明治のジャーナリスト宮武外骨は、明治38年9月20日付の滑稽新聞の号外で、「日本国民の涙」と題した記事を掲載。当時の新聞社のひとつ、ニ六新聞が、日露戦争で出征軍人6万人の出血多量を計算し、「この多量の血液を以て勝ち得たもの即ち樺太の半部なり。その値何ぞ貴きや。我ら国民はこの貴き○○を払うて、遂に下らぬ代物を買被れり。その罪誰にかある」と掲載し、新聞紙条例の違反として当局者から告発されたことを紹介している。

宮武外骨は、「ナンデこのような記事が、社会の秩序を壊乱するのか。我々には、とんと解せないが、察するに、血という題だけを見て、こりゃヒドイと当局者が血迷うたのだろう。我輩はこれに倣って『血』ではなく、『涙』で計算してみる。まさか、『涙』の計算ならば、条例違反だと言われることもあるまい」と皮肉っている。

_課題の指示:_
宮武外骨に関する文章を、最後の文に続けて書き継いでください。 このデータは、宮武外骨に関する文章とは別の出典から取られたものです。

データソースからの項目

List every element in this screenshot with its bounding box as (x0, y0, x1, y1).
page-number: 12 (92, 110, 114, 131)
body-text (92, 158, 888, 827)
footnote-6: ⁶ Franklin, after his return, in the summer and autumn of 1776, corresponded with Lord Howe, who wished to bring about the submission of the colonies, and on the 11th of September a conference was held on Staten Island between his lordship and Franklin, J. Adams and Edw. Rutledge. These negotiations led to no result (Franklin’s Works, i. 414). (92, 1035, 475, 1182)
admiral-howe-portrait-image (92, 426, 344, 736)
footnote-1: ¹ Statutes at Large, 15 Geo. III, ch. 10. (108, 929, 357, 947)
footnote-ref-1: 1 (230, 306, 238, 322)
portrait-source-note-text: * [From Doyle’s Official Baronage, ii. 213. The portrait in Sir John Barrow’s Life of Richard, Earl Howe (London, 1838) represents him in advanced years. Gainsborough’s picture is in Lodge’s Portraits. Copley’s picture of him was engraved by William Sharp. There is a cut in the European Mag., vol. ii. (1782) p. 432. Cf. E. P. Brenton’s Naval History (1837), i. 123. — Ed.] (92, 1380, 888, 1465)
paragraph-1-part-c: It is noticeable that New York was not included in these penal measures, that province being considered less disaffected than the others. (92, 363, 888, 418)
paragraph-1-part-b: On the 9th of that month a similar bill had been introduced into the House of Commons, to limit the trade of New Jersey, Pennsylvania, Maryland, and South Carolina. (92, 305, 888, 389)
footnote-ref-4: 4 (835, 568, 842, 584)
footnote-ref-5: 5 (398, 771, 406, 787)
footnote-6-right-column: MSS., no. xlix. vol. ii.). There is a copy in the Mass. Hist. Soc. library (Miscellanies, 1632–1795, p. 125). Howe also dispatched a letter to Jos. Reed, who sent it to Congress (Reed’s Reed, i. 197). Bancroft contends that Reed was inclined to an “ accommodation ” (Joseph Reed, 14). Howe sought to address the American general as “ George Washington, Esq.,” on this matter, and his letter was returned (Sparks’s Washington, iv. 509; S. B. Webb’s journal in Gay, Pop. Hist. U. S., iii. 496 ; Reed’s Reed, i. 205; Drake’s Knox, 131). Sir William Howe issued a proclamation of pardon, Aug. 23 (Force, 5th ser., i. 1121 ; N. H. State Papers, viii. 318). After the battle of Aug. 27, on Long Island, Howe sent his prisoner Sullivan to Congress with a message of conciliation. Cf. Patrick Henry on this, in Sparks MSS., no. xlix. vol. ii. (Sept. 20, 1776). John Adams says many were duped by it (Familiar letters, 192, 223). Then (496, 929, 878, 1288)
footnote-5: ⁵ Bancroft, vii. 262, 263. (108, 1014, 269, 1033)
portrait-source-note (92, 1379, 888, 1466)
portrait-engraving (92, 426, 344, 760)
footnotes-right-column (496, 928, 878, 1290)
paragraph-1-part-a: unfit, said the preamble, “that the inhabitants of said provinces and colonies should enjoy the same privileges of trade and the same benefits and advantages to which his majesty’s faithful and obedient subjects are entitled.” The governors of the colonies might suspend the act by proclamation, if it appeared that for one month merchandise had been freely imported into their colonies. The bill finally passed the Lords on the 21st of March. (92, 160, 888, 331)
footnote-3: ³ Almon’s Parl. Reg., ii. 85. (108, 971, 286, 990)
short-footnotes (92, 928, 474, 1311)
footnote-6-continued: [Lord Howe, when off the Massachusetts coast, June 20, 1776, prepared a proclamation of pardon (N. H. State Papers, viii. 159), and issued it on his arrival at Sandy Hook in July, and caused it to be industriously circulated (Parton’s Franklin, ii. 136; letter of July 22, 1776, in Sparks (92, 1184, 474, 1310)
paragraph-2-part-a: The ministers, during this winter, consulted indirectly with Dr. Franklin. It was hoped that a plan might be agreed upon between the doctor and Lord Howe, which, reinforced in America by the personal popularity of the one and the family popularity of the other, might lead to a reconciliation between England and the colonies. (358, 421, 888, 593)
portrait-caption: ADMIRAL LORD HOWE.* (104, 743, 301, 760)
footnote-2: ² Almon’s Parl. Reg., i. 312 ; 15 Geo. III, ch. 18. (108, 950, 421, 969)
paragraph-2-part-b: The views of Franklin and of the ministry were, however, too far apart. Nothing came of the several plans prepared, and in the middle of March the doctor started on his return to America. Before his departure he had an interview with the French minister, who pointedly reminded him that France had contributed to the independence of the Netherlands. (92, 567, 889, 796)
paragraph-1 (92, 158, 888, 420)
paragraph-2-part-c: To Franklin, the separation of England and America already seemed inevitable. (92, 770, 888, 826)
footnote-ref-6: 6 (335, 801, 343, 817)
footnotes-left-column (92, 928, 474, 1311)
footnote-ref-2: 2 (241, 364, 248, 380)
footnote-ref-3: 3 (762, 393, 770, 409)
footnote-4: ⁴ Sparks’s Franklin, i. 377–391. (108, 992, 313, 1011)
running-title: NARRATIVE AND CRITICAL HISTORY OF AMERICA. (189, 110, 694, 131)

_課題の解答:_
続けて、「涙、涙、涙」と題した記事では、「我が同胞国民5千万というからには、今回の屈辱事件について、男女5千万の総泣きありたるものと見て誤りなかるべし」と日露戦争の講和条件を聞いた国民感情に言及。1人の落涙量を1合(約180㎖)とし、国民5千万人の総落涙量を当時の鉄道の長さや地球の周囲などに換算。すなわち、関西諸国の地面一帯が、「涙の池」となるほどの量が流れたようなものだとしている。

さらに「この多量の涙を以て、遂げ得たものは、東京市民の破壊焼討と神戸市民の伊藤(博文)狒々銅像の引き倒しの暴挙ありしのみ。その値何ぞ貴きや。嗚呼大なる涙。吾ら同胞国民の一部は、この貴き涙を注ぎて、遂にクダラヌ事を仕出かしたり。その罪果たして誰にかある」と書いている。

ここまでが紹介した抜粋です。